§ Consegne
(1) Secondo il brano sul Nagorno Karabakh, in quale data è terminata la seconda guerra nella regione?
(2) Prosegui il brano sul Nagorno Karabakh dopo la sua ultima frase.

§ Brano fornito
<<<<

Quello che l'Azerbaigian ha descritto come una "operazione antiterroristica" è in realtà un'aggressione contro la minoranza armena presente nella regione. Aggressione che può essere qualificata come un crimine contro l'umanità. Le autorità del Nagorno Karabakh sono state costrette a cedere alle richieste dell'Azerbaigian, tra cui il disarmo e la dissoluzione dell'esercito di difesa dell'enclave armena. Inoltre, sono stati avviati colloqui sulla "integrazione del Karabakh" nell'ambito della Costituzione azera, ma senza alcuna forma di autonomia o garanzia dei diritti culturali e politici. Un chiaro ed evidente processo di assimilazione forzata.
Di fronte a queste circostanze, agli abitanti del Nagorno Karabakh non è rimasta altra scelta se non quella di abbandonare i propri villaggi e cercare rifugio altrove. Baku ha scelto di risolvere la questione con la forza delle armi per evitare qualsiasi forma di autonomia o autogoverno locale, come dichiarato apertamente dal governo azero.
Da quando la seconda guerra del Nagorno Karabakh è terminata il 10 novembre 2020, l'Armenia non ha più presenza militare nella regione, ha smesso di sostenere la secessione e ha riconosciuto il Nagorno Karabakh come parte dell'Azerbaigian, chiedendo solamente il rispetto dei diritti della minoranza armena, inclusi quelli legati alla lingua, alla cultura e almeno una qualche forma di amministrazione locale. Tuttavia, ora la disputa si concentra principalmente sul confine tra Armenia e Iran, poiché Baku cerca di ottenere un certo grado di controllo per garantire la continuità con la sua exclave di Nakhchivan ai confini con Turchia e Iran.

>>>>

§ Voci di elementi e coordinate
<<<<

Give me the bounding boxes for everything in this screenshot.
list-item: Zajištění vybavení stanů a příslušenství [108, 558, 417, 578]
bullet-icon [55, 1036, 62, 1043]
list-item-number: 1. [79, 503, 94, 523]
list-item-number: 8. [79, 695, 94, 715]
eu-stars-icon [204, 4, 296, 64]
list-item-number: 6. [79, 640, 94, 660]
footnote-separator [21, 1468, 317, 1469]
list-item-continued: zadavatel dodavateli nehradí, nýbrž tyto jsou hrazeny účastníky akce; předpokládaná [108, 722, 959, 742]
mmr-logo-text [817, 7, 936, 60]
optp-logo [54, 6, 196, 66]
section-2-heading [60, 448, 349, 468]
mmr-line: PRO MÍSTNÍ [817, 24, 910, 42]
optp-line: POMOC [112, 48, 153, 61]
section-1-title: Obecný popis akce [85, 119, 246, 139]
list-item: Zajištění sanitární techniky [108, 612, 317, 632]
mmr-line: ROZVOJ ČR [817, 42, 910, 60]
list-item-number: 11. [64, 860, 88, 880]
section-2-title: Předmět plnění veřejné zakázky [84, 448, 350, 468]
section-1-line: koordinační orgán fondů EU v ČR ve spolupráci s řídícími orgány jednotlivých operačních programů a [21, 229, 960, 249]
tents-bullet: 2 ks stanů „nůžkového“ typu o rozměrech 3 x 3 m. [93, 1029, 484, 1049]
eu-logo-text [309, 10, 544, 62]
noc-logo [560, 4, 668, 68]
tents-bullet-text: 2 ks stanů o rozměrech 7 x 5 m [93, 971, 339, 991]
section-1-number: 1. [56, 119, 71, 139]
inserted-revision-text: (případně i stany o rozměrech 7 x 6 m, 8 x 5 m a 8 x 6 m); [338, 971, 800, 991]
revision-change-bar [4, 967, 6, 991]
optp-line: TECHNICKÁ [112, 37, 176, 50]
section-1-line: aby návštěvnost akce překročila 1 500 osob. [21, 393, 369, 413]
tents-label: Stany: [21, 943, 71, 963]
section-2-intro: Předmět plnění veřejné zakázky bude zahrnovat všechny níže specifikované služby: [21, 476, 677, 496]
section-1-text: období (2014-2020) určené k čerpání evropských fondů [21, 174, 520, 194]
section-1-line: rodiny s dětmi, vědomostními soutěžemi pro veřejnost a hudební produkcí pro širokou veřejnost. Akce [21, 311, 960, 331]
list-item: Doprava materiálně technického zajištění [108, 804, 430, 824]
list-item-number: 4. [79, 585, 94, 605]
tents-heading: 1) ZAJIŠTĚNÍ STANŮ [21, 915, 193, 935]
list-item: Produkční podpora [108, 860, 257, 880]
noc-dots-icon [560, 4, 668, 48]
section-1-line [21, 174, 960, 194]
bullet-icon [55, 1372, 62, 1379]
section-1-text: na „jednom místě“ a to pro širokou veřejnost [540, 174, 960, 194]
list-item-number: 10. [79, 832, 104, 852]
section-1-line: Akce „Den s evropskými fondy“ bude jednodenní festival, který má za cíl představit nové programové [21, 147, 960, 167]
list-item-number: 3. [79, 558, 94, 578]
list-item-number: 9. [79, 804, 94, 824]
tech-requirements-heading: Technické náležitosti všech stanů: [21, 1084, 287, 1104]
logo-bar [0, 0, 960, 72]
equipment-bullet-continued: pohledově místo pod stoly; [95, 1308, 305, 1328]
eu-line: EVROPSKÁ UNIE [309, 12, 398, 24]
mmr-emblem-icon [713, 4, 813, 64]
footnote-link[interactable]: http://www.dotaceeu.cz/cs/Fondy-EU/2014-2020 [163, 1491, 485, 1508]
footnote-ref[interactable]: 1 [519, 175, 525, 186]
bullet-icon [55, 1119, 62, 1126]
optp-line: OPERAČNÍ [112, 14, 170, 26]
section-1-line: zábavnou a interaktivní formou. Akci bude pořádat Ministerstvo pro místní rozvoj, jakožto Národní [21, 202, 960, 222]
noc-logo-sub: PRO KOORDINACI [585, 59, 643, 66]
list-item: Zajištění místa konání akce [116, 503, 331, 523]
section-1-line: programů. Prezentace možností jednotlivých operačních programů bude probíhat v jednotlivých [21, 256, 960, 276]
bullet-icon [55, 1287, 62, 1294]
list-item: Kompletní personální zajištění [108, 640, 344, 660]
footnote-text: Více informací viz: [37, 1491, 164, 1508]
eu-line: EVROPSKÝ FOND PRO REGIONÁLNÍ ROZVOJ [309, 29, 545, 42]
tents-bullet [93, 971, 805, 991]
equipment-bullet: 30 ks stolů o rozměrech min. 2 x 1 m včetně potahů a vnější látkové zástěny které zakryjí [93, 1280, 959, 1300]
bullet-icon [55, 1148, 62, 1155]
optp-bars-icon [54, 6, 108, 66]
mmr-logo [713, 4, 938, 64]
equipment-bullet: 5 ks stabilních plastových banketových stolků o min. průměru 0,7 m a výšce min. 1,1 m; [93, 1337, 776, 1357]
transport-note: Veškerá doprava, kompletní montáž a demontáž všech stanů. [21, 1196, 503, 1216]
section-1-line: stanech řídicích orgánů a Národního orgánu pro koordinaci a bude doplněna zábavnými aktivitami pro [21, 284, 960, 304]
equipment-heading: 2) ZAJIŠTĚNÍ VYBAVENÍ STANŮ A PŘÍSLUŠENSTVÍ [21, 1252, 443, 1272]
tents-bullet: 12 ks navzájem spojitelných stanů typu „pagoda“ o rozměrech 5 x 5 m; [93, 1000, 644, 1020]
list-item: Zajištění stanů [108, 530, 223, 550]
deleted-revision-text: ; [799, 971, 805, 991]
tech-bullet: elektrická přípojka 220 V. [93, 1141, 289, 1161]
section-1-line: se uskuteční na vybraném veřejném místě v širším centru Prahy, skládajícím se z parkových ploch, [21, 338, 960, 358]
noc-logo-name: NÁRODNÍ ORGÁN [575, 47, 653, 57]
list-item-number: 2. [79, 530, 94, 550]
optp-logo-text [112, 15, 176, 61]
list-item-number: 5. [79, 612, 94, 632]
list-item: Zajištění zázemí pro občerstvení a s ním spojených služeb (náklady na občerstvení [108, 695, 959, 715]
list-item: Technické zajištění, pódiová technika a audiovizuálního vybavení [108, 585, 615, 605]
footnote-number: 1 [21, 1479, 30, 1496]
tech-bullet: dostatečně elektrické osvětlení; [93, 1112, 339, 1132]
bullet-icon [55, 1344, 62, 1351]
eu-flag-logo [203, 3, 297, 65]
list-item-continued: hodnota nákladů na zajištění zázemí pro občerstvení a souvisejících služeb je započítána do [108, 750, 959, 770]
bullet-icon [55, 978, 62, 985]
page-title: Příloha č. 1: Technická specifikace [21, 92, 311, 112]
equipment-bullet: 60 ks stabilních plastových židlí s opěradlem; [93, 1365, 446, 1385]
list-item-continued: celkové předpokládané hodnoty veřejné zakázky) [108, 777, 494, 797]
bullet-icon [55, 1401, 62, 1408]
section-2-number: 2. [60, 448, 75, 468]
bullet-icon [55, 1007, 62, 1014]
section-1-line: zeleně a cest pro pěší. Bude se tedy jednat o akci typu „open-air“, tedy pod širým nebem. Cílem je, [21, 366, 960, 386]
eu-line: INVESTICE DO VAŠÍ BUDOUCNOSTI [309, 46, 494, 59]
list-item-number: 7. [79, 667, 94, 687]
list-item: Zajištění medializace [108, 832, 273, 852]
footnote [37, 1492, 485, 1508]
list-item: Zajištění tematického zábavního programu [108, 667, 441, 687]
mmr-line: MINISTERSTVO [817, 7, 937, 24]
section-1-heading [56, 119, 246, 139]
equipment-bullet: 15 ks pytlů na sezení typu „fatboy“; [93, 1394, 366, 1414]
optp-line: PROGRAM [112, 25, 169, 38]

>>>>

§ Soluzioni
(1) Il 10 novembre 2020.

(2)
L'Armenia è diventata una democrazia dopo la Rivoluzione di Velluto del 2018, sebbene imperfetta e ancora in fase di sviluppo, ha compiuto progressi significativi, anche sotto la leadership filoccidentale di Pashinyan, che Mosca vorrebbe rovesciare. In Armenia si tengono elezioni libere, mentre in Azerbaigian prevale un regime autoritario, simile a quello di Mosca, dove la dinastia Aliyev (padre e figlio) è al potere da un quarto di secolo. In Azerbaigian, il presidente Aliyev vince le elezioni con percentuali superiori al 90%, l'opposizione è praticamente inesistente, e oppositori e giornalisti sono spesso incarcerati. Questi sono aspetti che dovrebbero far riflettere.
Le parole di Teresa Mikitharyan pesano come un macigno sulla coscienza dell’occidente: “ci sono pochissime persone che difendono gli armeni. Ma tutti quelli che difendono l’Armenia lo fanno per amore, per amicizia, senza nessun interesse …Questo mi dà tanta pace.
Invece non c’è nessuno che difende l’Azerbaijan per amore, tutti difendono i loro interessi per la benzina, per il gas e per i soldi.
Infatti il maggior numero dei fatti di corruzione dei politici europei è legato all’Azerbaijan. Per adesso questa battaglia l’hanno vinta i turchi con l’appoggio della comunità internazionale. Ma è meglio perdere con il Signore che vincere con il diavolo. E poi, questa non è la battaglia finale.”